Name des Einsprechenden: Wolf PVG GmbH & Co. KG
Kammer: 3.3.05
Leitsatz: -
Relevante Rechtsnormen:
European Patent Convention Art 111(1)
European Patent Convention Art 123(2)
European Patent Convention Art 123(3)
European Patent Convention R 80
Rules of procedure of the Boards of Appeal Art 11
Schlagwörter: Änderung veranlasst durch Einspruchsgrund - (ja)
Änderungen - zulässig (ja)
Änderungen - Erweiterung über den Inhalt der Anmeldung in der eingereichten Fassung hinaus (nein)
Änderungen - Ausdehnung des gewährten Schutzes (nein)
Zurückverweisung - besondere Gründe für Zurückverweisung (ja)
Orientierungssatz:

-

Angeführte Entscheidungen:
G 0001/93
Anführungen in anderen Entscheidungen:
-

Sachverhalt und Anträge

I. Die Beschwerde der Patentinhaberin (Beschwerde­führerin) betrifft die Entscheidung der Einspruchsabteilung, das europäische Patent EP 3 219 374 B1 zu widerrufen.

—————

Aufgabe A:
Ermitteln Sie, wie viele Zeilen der Datensätze die Zeichenfolge „link“ enthalten, und nennen Sie nur diese Zahl. Achten Sie dabei auf Groß- und Kleinschreibung.
Der Lesetext und die Datensätze stehen in keinem Zusammenhang.

Einige Datensätze:

—————

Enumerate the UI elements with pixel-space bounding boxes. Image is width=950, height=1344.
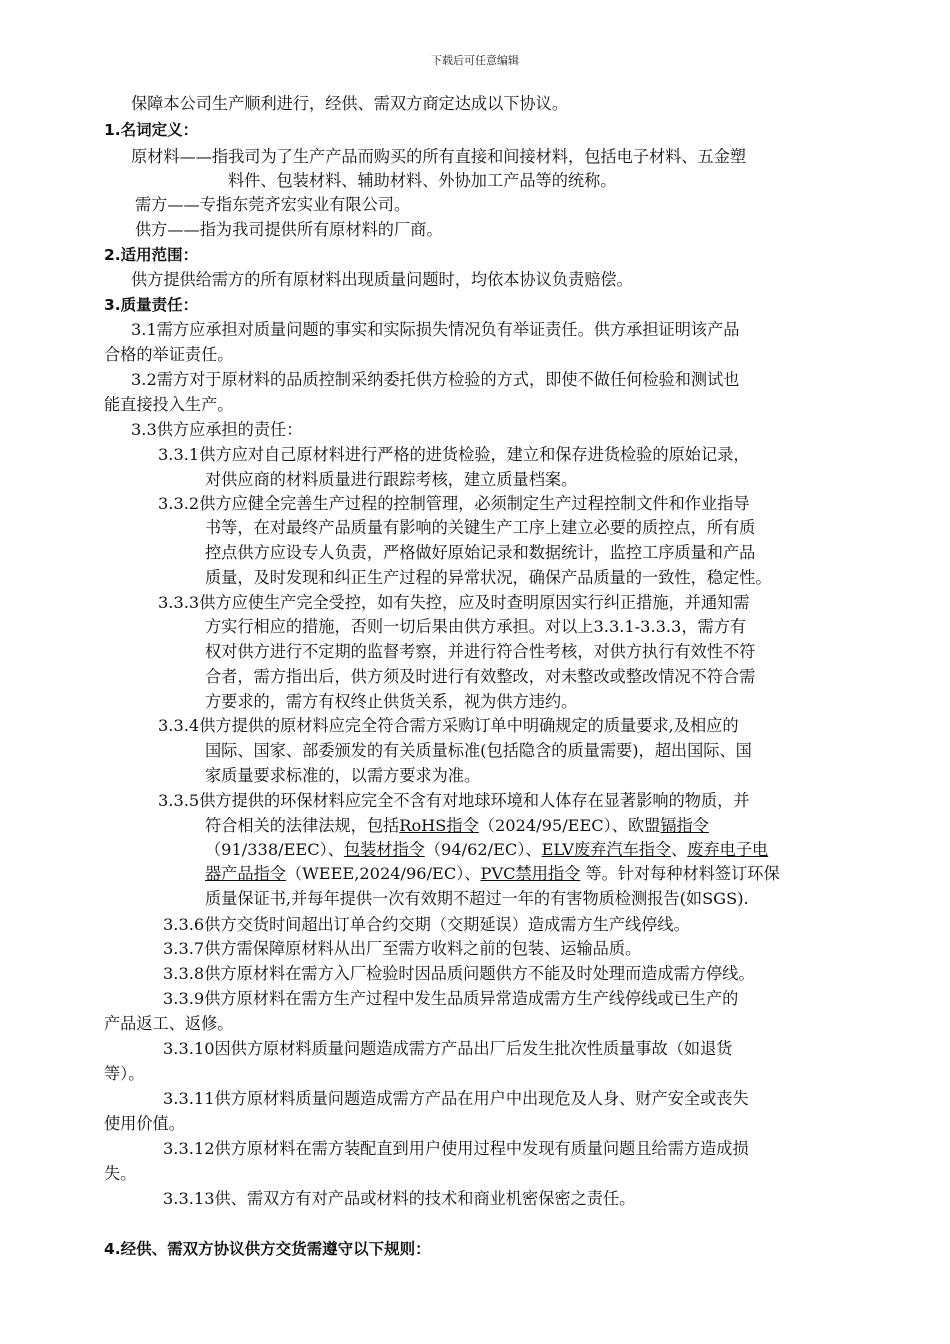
clause-3-2-line-2: 能直接投入生产。 xyxy=(104,395,234,414)
pvc-directive-link[interactable]: PVC禁用指令 xyxy=(480,864,581,883)
clause-3-3-3-line-4: 合者，需方指出后，供方须及时进行有效整改，对未整改或整改情况不符合需 xyxy=(205,667,756,686)
page-header: 下载后可任意编辑 xyxy=(431,54,519,67)
clause-3-3-3-line-1: 3.3.3供方应使生产完全受控，如有失控，应及时查明原因实行纠正措施，并通知需 xyxy=(158,593,750,612)
clause-3-3-12-line-2: 失。 xyxy=(104,1164,137,1183)
clause-3-3-1-line-2: 对供应商的材料质量进行跟踪考核，建立质量档案。 xyxy=(205,470,578,489)
definition-raw-material-line-1: 原材料——指我司为了生产产品而购买的所有直接和间接材料，包括电子材料、五金塑 xyxy=(131,147,747,166)
clause-3-3-10-line-1: 3.3.10因供方原材料质量问题造成需方产品出厂后发生批次性质量事故（如退货 xyxy=(163,1039,733,1058)
clause-3-3-4-line-2: 国际、国家、部委颁发的有关质量标准(包括隐含的质量需要)，超出国际、国 xyxy=(205,741,752,760)
clause-3-3-2-line-4: 质量，及时发现和纠正生产过程的异常状况，确保产品质量的一致性，稳定性。 xyxy=(205,568,772,587)
clause-3-3-5-line-1: 3.3.5供方提供的环保材料应完全不含有对地球环境和人体存在显著影响的物质，并 xyxy=(158,791,750,810)
clause-3-3-5-line-4 xyxy=(205,862,780,886)
intro-paragraph: 保障本公司生产顺利进行，经供、需双方商定达成以下协议。 xyxy=(131,94,569,113)
clause-3-3-4-line-3: 家质量要求标准的，以需方要求为准。 xyxy=(205,766,481,785)
clause-3-3-9-line-2: 产品返工、返修。 xyxy=(104,1014,234,1033)
clause-3-3-3-line-2: 方实行相应的措施，否则一切后果由供方承担。对以上3.3.1-3.3.3，需方有 xyxy=(205,617,747,636)
clause-3-3-2-line-3: 控点供方应设专人负责，严格做好原始记录和数据统计，监控工序质量和产品 xyxy=(205,543,756,562)
definition-raw-material-line-2: 料件、包装材料、辅助材料、外协加工产品等的统称。 xyxy=(228,171,617,190)
clause-3-3-7: 3.3.7供方需保障原材料从出厂至需方收料之前的包装、运输品质。 xyxy=(163,939,642,958)
clause-3-3-2-line-1: 3.3.2供方应健全完善生产过程的控制管理，必须制定生产过程控制文件和作业指导 xyxy=(158,494,750,513)
clause-3-1-line-2: 合格的举证责任。 xyxy=(104,345,234,364)
clause-3-3-3-line-3: 权对供方进行不定期的监督考察，并进行符合性考核，对供方执行有效性不符 xyxy=(205,642,756,661)
rohs-directive-link[interactable]: RoHS指令 xyxy=(399,816,479,835)
clause-3-3-1-line-1: 3.3.1供方应对自己原材料进行严格的进货检验，建立和保存进货检验的原始记录， xyxy=(158,445,750,464)
clause-3-3-8: 3.3.8供方原材料在需方入厂检验时因品质问题供方不能及时处理而造成需方停线。 xyxy=(163,964,755,983)
clause-text: 符合相关的法律法规，包括 xyxy=(205,816,400,835)
section-4-heading: 4.经供、需双方协议供方交货需遵守以下规则： xyxy=(104,1240,431,1258)
clause-3-3-5-line-2 xyxy=(205,814,709,838)
clause-3-3-5-line-5: 质量保证书,并每年提供一次有效期不超过一年的有害物质检测报告(如SGS). xyxy=(205,889,749,908)
clause-text: 、 xyxy=(671,840,688,859)
clause-3-3-11-line-1: 3.3.11供方原材料质量问题造成需方产品在用户中出现危及人身、财产安全或丧失 xyxy=(163,1089,749,1108)
clause-text: （91/338/EEC）、 xyxy=(205,840,344,859)
clause-3-3-9-line-1: 3.3.9供方原材料在需方生产过程中发生品质异常造成需方生产线停线或已生产的 xyxy=(163,989,739,1008)
clause-3-3-12-line-1: 3.3.12供方原材料在需方装配直到用户使用过程中发现有质量问题且给需方造成损 xyxy=(163,1139,749,1158)
clause-3-2-line-1: 3.2需方对于原材料的品质控制采纳委托供方检验的方式，即使不做任何检验和测试也 xyxy=(131,370,740,389)
clause-3-3-10-line-2: 等）。 xyxy=(104,1064,145,1083)
clause-3-3-13: 3.3.13供、需双方有对产品或材料的技术和商业机密保密之责任。 xyxy=(163,1189,636,1208)
section-3-heading: 3.质量责任： xyxy=(104,296,199,314)
section-2-heading: 2.适用范围： xyxy=(104,246,199,264)
clause-3-3: 3.3供方应承担的责任： xyxy=(131,420,303,439)
clause-text: 等。针对每种材料签订环保 xyxy=(580,864,780,883)
clause-3-3-2-line-2: 书等，在对最终产品质量有影响的关键生产工序上建立必要的质控点，所有质 xyxy=(205,518,756,537)
elv-directive-link[interactable]: ELV废弃汽车指令 xyxy=(541,840,672,859)
packaging-directive-link[interactable]: 包装材指令 xyxy=(343,840,425,859)
clause-3-3-5-line-3 xyxy=(205,838,768,862)
clause-3-3-11-line-2: 使用价值。 xyxy=(104,1114,185,1133)
cadmium-directive-link[interactable]: 镉指令 xyxy=(660,816,709,835)
clause-text: （94/62/EC）、 xyxy=(424,840,542,859)
weee-directive-link-part-2[interactable]: 器产品指令 xyxy=(205,864,286,883)
clause-3-3-3-line-5: 方要求的，需方有权终止供货关系，视为供方违约。 xyxy=(205,692,578,711)
clause-3-3-6: 3.3.6供方交货时间超出订单合约交期（交期延误）造成需方生产线停线。 xyxy=(163,915,690,934)
clause-3-1-line-1: 3.1需方应承担对质量问题的事实和实际损失情况负有举证责任。供方承担证明该产品 xyxy=(131,320,740,339)
clause-text: （WEEE,2024/96/EC）、 xyxy=(285,864,481,883)
definition-supply-party: 供方——指为我司提供所有原材料的厂商。 xyxy=(135,220,443,239)
weee-directive-link-part-1[interactable]: 废弃电子电 xyxy=(687,840,769,859)
definition-demand-party: 需方——专指东莞齐宏实业有限公司。 xyxy=(135,195,411,214)
clause-text: （2024/95/EEC）、欧盟 xyxy=(478,816,661,835)
clause-3-3-4-line-1: 3.3.4供方提供的原材料应完全符合需方采购订单中明确规定的质量要求,及相应的 xyxy=(158,716,739,735)
scope-paragraph: 供方提供给需方的所有原材料出现质量问题时，均依本协议负责赔偿。 xyxy=(131,270,633,289)
section-1-heading: 1.名词定义： xyxy=(104,121,199,139)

—————

Aufgabe B:
Prüfen Sie, ob diese Aussagen mit dem Lesetext übereinstimmen, und beantworten Sie jede mit Ja oder Nein samt den entscheidenden Worten aus dem Lesetext im genauen Wortlaut: (i) Zuständig ist die Kammer 3.3.05. (ii) Die Beschwerde wurde von der Einsprechenden eingelegt. (iii) Die Einspruchsabteilung hatte entschieden, das europäische Patent EP 3 219 374 B1 zu widerrufen.

Lösung A:
7

Lösung B:
(i) Ja: „Kammer: 3.3.05“
(ii) Nein: „Die Beschwerde der Patentinhaberin“
(iii) Ja: „die Entscheidung der Einspruchsabteilung, das europäische Patent EP 3 219 374 B1 zu widerrufen“